GIVEN EXERCISE. Every line with the word "index" in it should be extracted from the data that follows.

EXTRACTED DATA.
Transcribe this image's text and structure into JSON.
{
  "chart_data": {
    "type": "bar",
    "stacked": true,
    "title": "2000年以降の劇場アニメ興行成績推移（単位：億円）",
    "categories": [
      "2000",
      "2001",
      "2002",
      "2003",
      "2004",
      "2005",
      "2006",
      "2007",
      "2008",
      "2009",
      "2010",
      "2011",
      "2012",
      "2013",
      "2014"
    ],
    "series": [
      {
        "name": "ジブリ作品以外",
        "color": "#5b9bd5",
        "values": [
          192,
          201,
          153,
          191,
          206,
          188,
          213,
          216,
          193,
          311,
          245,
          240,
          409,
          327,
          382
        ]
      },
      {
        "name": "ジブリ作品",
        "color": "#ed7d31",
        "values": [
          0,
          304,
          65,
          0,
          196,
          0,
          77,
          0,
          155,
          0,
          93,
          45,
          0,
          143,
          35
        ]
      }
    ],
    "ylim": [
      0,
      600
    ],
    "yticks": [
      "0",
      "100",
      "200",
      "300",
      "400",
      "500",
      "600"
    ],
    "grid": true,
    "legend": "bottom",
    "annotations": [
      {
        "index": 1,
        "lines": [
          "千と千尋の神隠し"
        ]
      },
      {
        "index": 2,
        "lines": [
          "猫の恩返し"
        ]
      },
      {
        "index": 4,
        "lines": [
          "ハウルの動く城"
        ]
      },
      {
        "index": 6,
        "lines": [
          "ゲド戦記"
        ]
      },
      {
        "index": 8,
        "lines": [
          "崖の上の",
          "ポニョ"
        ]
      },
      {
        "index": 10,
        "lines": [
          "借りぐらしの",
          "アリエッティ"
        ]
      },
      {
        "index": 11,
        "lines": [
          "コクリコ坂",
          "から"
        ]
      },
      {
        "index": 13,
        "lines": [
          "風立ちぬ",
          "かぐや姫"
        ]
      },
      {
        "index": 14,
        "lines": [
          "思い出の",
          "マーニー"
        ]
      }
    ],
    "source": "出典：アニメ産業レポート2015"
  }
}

THE SOLUTION.
        "index": 1,
        "index": 2,
        "index": 4,
        "index": 6,
        "index": 8,
        "index": 10,
        "index": 11,
        "index": 13,
        "index": 14,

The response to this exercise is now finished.